Report how many lines in the listing below include the word "name". Write nothing besides the number.

******

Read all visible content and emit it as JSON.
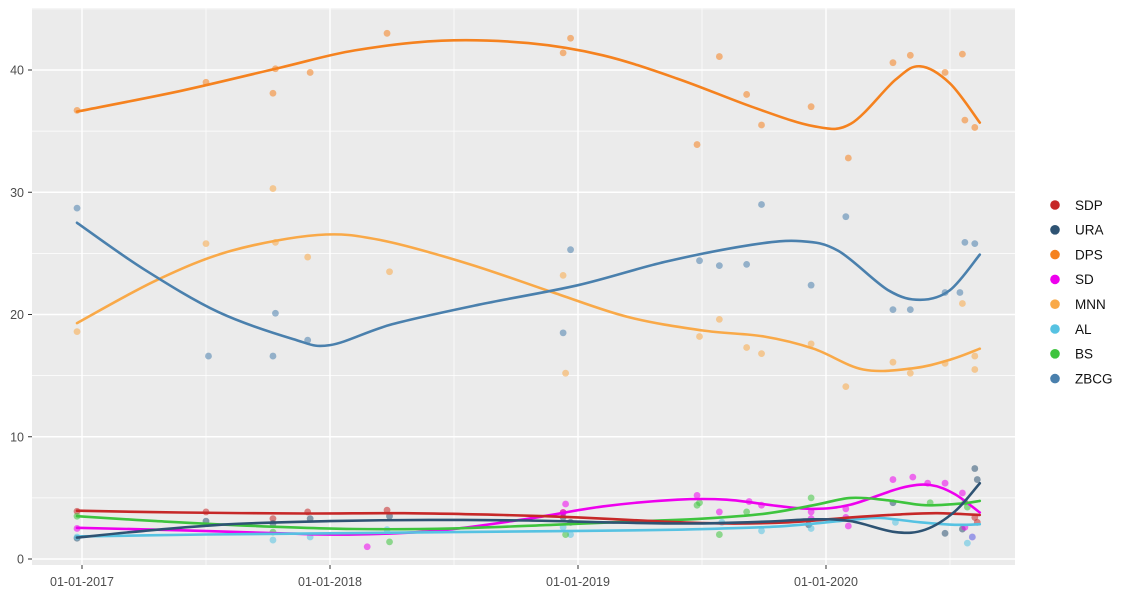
{
  "chart_data": {
    "type": "scatter",
    "subtype": "scatter-points-with-loess-smooth-lines",
    "title": "",
    "xlabel": "",
    "ylabel": "",
    "x_axis": {
      "tick_labels": [
        "01-01-2017",
        "01-01-2018",
        "01-01-2019",
        "01-01-2020"
      ],
      "tick_years": [
        2017,
        2018,
        2019,
        2020
      ],
      "minor_years": [
        2017.5,
        2018.5,
        2019.5,
        2020.5
      ],
      "range_years": [
        2016.8,
        2020.76
      ]
    },
    "y_axis": {
      "tick_labels": [
        "0",
        "10",
        "20",
        "30",
        "40"
      ],
      "ticks": [
        0,
        10,
        20,
        30,
        40
      ],
      "minor": [
        5,
        15,
        25,
        35,
        45
      ],
      "range": [
        -0.5,
        45.1
      ]
    },
    "grid": "on",
    "legend_position": "right",
    "panel_background": "#EBEBEB",
    "grid_color": "#FFFFFF",
    "axis_text_color": "#4D4D4D",
    "point_opacity": 0.55,
    "series": [
      {
        "name": "SDP",
        "color": "#C62828",
        "points": [
          [
            2016.98,
            3.9
          ],
          [
            2017.5,
            3.85
          ],
          [
            2017.77,
            3.3
          ],
          [
            2017.91,
            3.85
          ],
          [
            2018.23,
            4.0
          ],
          [
            2018.94,
            3.8
          ],
          [
            2020.6,
            3.4
          ],
          [
            2020.61,
            3.0
          ]
        ],
        "smooth": [
          [
            2016.98,
            3.95
          ],
          [
            2017.4,
            3.8
          ],
          [
            2017.9,
            3.72
          ],
          [
            2018.3,
            3.75
          ],
          [
            2018.7,
            3.6
          ],
          [
            2019.0,
            3.4
          ],
          [
            2019.35,
            3.05
          ],
          [
            2019.6,
            2.9
          ],
          [
            2019.85,
            3.0
          ],
          [
            2020.1,
            3.4
          ],
          [
            2020.3,
            3.65
          ],
          [
            2020.45,
            3.75
          ],
          [
            2020.62,
            3.6
          ]
        ]
      },
      {
        "name": "URA",
        "color": "#2E5373",
        "points": [
          [
            2016.98,
            1.7
          ],
          [
            2017.5,
            3.1
          ],
          [
            2017.77,
            2.9
          ],
          [
            2017.92,
            3.3
          ],
          [
            2018.24,
            3.5
          ],
          [
            2018.94,
            3.4
          ],
          [
            2018.97,
            3.0
          ],
          [
            2019.93,
            2.8
          ],
          [
            2020.27,
            4.6
          ],
          [
            2020.48,
            2.1
          ],
          [
            2020.55,
            2.45
          ],
          [
            2020.6,
            7.4
          ],
          [
            2020.61,
            6.5
          ]
        ],
        "smooth": [
          [
            2016.98,
            1.75
          ],
          [
            2017.25,
            2.3
          ],
          [
            2017.6,
            2.85
          ],
          [
            2018.0,
            3.1
          ],
          [
            2018.4,
            3.2
          ],
          [
            2018.8,
            3.15
          ],
          [
            2019.1,
            3.0
          ],
          [
            2019.45,
            2.9
          ],
          [
            2019.75,
            3.05
          ],
          [
            2019.95,
            3.25
          ],
          [
            2020.1,
            3.1
          ],
          [
            2020.28,
            2.2
          ],
          [
            2020.4,
            2.4
          ],
          [
            2020.52,
            3.9
          ],
          [
            2020.62,
            6.2
          ]
        ]
      },
      {
        "name": "DPS",
        "color": "#F5821F",
        "points": [
          [
            2016.98,
            36.7
          ],
          [
            2017.5,
            39.0
          ],
          [
            2017.77,
            38.1
          ],
          [
            2017.78,
            40.1
          ],
          [
            2017.92,
            39.8
          ],
          [
            2018.23,
            43.0
          ],
          [
            2018.94,
            41.4
          ],
          [
            2018.97,
            42.6
          ],
          [
            2019.48,
            33.9
          ],
          [
            2019.57,
            41.1
          ],
          [
            2019.68,
            38.0
          ],
          [
            2019.74,
            35.5
          ],
          [
            2019.94,
            37.0
          ],
          [
            2020.09,
            32.8
          ],
          [
            2020.27,
            40.6
          ],
          [
            2020.34,
            41.2
          ],
          [
            2020.48,
            39.8
          ],
          [
            2020.55,
            41.3
          ],
          [
            2020.56,
            35.9
          ],
          [
            2020.6,
            35.3
          ]
        ],
        "smooth": [
          [
            2016.98,
            36.6
          ],
          [
            2017.4,
            38.3
          ],
          [
            2017.8,
            40.2
          ],
          [
            2018.1,
            41.6
          ],
          [
            2018.45,
            42.4
          ],
          [
            2018.8,
            42.2
          ],
          [
            2019.1,
            41.2
          ],
          [
            2019.4,
            39.3
          ],
          [
            2019.7,
            37.0
          ],
          [
            2019.95,
            35.4
          ],
          [
            2020.1,
            35.6
          ],
          [
            2020.28,
            39.2
          ],
          [
            2020.38,
            40.3
          ],
          [
            2020.5,
            38.9
          ],
          [
            2020.62,
            35.7
          ]
        ]
      },
      {
        "name": "SD",
        "color": "#EE00EE",
        "points": [
          [
            2016.98,
            2.5
          ],
          [
            2018.15,
            1.0
          ],
          [
            2018.94,
            3.8
          ],
          [
            2018.95,
            4.5
          ],
          [
            2019.48,
            5.2
          ],
          [
            2019.57,
            3.85
          ],
          [
            2019.69,
            4.7
          ],
          [
            2019.74,
            4.4
          ],
          [
            2019.94,
            3.85
          ],
          [
            2019.94,
            3.3
          ],
          [
            2020.08,
            4.1
          ],
          [
            2020.08,
            3.4
          ],
          [
            2020.09,
            2.7
          ],
          [
            2020.27,
            6.5
          ],
          [
            2020.35,
            6.7
          ],
          [
            2020.41,
            6.2
          ],
          [
            2020.48,
            6.2
          ],
          [
            2020.55,
            5.4
          ],
          [
            2020.56,
            2.6
          ],
          [
            2020.59,
            1.8
          ]
        ],
        "smooth": [
          [
            2016.98,
            2.55
          ],
          [
            2017.4,
            2.35
          ],
          [
            2017.8,
            2.1
          ],
          [
            2018.1,
            2.0
          ],
          [
            2018.45,
            2.35
          ],
          [
            2018.8,
            3.3
          ],
          [
            2019.1,
            4.3
          ],
          [
            2019.4,
            4.85
          ],
          [
            2019.6,
            4.85
          ],
          [
            2019.8,
            4.35
          ],
          [
            2019.95,
            4.1
          ],
          [
            2020.1,
            4.45
          ],
          [
            2020.3,
            5.8
          ],
          [
            2020.42,
            6.05
          ],
          [
            2020.52,
            5.3
          ],
          [
            2020.62,
            3.8
          ]
        ]
      },
      {
        "name": "MNN",
        "color": "#F9A948",
        "points": [
          [
            2016.98,
            18.6
          ],
          [
            2017.5,
            25.8
          ],
          [
            2017.77,
            30.3
          ],
          [
            2017.78,
            25.9
          ],
          [
            2017.91,
            24.7
          ],
          [
            2018.24,
            23.5
          ],
          [
            2018.94,
            23.2
          ],
          [
            2018.95,
            15.2
          ],
          [
            2019.49,
            18.2
          ],
          [
            2019.57,
            19.6
          ],
          [
            2019.68,
            17.3
          ],
          [
            2019.74,
            16.8
          ],
          [
            2019.94,
            17.6
          ],
          [
            2020.08,
            14.1
          ],
          [
            2020.27,
            16.1
          ],
          [
            2020.34,
            15.2
          ],
          [
            2020.48,
            16.0
          ],
          [
            2020.55,
            20.9
          ],
          [
            2020.6,
            16.6
          ],
          [
            2020.6,
            15.5
          ]
        ],
        "smooth": [
          [
            2016.98,
            19.3
          ],
          [
            2017.3,
            22.8
          ],
          [
            2017.6,
            25.2
          ],
          [
            2017.95,
            26.5
          ],
          [
            2018.2,
            26.1
          ],
          [
            2018.55,
            24.2
          ],
          [
            2018.9,
            21.8
          ],
          [
            2019.2,
            19.8
          ],
          [
            2019.5,
            18.7
          ],
          [
            2019.75,
            18.2
          ],
          [
            2019.95,
            17.2
          ],
          [
            2020.15,
            15.5
          ],
          [
            2020.35,
            15.6
          ],
          [
            2020.5,
            16.3
          ],
          [
            2020.62,
            17.2
          ]
        ]
      },
      {
        "name": "AL",
        "color": "#56C2E2",
        "points": [
          [
            2016.98,
            1.8
          ],
          [
            2017.77,
            1.55
          ],
          [
            2017.92,
            1.8
          ],
          [
            2018.23,
            2.4
          ],
          [
            2018.94,
            2.6
          ],
          [
            2018.97,
            2.0
          ],
          [
            2019.58,
            3.0
          ],
          [
            2019.74,
            2.3
          ],
          [
            2019.94,
            2.5
          ],
          [
            2020.28,
            3.0
          ],
          [
            2020.57,
            1.3
          ],
          [
            2020.59,
            1.8
          ]
        ],
        "smooth": [
          [
            2016.98,
            1.85
          ],
          [
            2017.5,
            2.0
          ],
          [
            2018.0,
            2.1
          ],
          [
            2018.5,
            2.2
          ],
          [
            2019.0,
            2.3
          ],
          [
            2019.4,
            2.4
          ],
          [
            2019.8,
            2.65
          ],
          [
            2020.1,
            3.2
          ],
          [
            2020.22,
            3.35
          ],
          [
            2020.38,
            3.0
          ],
          [
            2020.52,
            2.8
          ],
          [
            2020.62,
            2.85
          ]
        ]
      },
      {
        "name": "BS",
        "color": "#3EC43E",
        "points": [
          [
            2016.98,
            3.5
          ],
          [
            2017.77,
            2.2
          ],
          [
            2018.24,
            1.4
          ],
          [
            2018.95,
            2.0
          ],
          [
            2019.48,
            4.4
          ],
          [
            2019.49,
            4.6
          ],
          [
            2019.57,
            2.0
          ],
          [
            2019.68,
            3.85
          ],
          [
            2019.94,
            5.0
          ],
          [
            2020.42,
            4.6
          ],
          [
            2020.56,
            4.65
          ],
          [
            2020.57,
            4.25
          ]
        ],
        "smooth": [
          [
            2016.98,
            3.5
          ],
          [
            2017.3,
            3.1
          ],
          [
            2017.7,
            2.7
          ],
          [
            2018.1,
            2.45
          ],
          [
            2018.5,
            2.5
          ],
          [
            2018.9,
            2.8
          ],
          [
            2019.2,
            3.05
          ],
          [
            2019.5,
            3.3
          ],
          [
            2019.75,
            3.7
          ],
          [
            2019.95,
            4.4
          ],
          [
            2020.1,
            5.0
          ],
          [
            2020.25,
            4.8
          ],
          [
            2020.4,
            4.4
          ],
          [
            2020.55,
            4.55
          ],
          [
            2020.62,
            4.75
          ]
        ]
      },
      {
        "name": "ZBCG",
        "color": "#4A80AD",
        "points": [
          [
            2016.98,
            28.7
          ],
          [
            2017.51,
            16.6
          ],
          [
            2017.77,
            16.6
          ],
          [
            2017.78,
            20.1
          ],
          [
            2017.91,
            17.9
          ],
          [
            2018.94,
            18.5
          ],
          [
            2018.97,
            25.3
          ],
          [
            2019.49,
            24.4
          ],
          [
            2019.57,
            24.0
          ],
          [
            2019.68,
            24.1
          ],
          [
            2019.74,
            29.0
          ],
          [
            2019.94,
            22.4
          ],
          [
            2020.08,
            28.0
          ],
          [
            2020.27,
            20.4
          ],
          [
            2020.34,
            20.4
          ],
          [
            2020.48,
            21.8
          ],
          [
            2020.54,
            21.8
          ],
          [
            2020.56,
            25.9
          ],
          [
            2020.6,
            25.8
          ]
        ],
        "smooth": [
          [
            2016.98,
            27.5
          ],
          [
            2017.25,
            23.7
          ],
          [
            2017.55,
            20.2
          ],
          [
            2017.85,
            18.0
          ],
          [
            2018.0,
            17.5
          ],
          [
            2018.25,
            19.2
          ],
          [
            2018.6,
            20.8
          ],
          [
            2019.0,
            22.4
          ],
          [
            2019.35,
            24.3
          ],
          [
            2019.7,
            25.7
          ],
          [
            2019.9,
            26.0
          ],
          [
            2020.05,
            25.2
          ],
          [
            2020.25,
            22.0
          ],
          [
            2020.38,
            21.2
          ],
          [
            2020.5,
            22.0
          ],
          [
            2020.62,
            24.9
          ]
        ]
      }
    ]
  },
  "legend": {
    "items": [
      {
        "label": "SDP",
        "color": "#C62828"
      },
      {
        "label": "URA",
        "color": "#2E5373"
      },
      {
        "label": "DPS",
        "color": "#F5821F"
      },
      {
        "label": "SD",
        "color": "#EE00EE"
      },
      {
        "label": "MNN",
        "color": "#F9A948"
      },
      {
        "label": "AL",
        "color": "#56C2E2"
      },
      {
        "label": "BS",
        "color": "#3EC43E"
      },
      {
        "label": "ZBCG",
        "color": "#4A80AD"
      }
    ]
  }
}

******

* [RESPONSE TO THIS EXERCISE]: 8